How many of the lines that follow contain the word "agenda"? Give only the number.

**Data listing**
++++
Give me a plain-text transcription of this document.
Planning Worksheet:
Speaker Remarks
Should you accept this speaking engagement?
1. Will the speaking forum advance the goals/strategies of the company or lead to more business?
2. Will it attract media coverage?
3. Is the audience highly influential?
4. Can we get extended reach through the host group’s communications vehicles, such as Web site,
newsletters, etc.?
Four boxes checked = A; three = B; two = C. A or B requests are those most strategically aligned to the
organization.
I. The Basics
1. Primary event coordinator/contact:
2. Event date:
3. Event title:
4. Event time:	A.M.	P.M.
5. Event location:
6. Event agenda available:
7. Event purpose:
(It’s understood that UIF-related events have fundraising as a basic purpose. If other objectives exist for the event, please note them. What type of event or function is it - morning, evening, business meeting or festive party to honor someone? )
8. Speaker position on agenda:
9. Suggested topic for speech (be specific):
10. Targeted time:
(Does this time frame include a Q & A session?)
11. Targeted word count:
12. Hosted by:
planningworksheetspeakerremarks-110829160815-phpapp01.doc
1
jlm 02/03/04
++++
**Final result**
2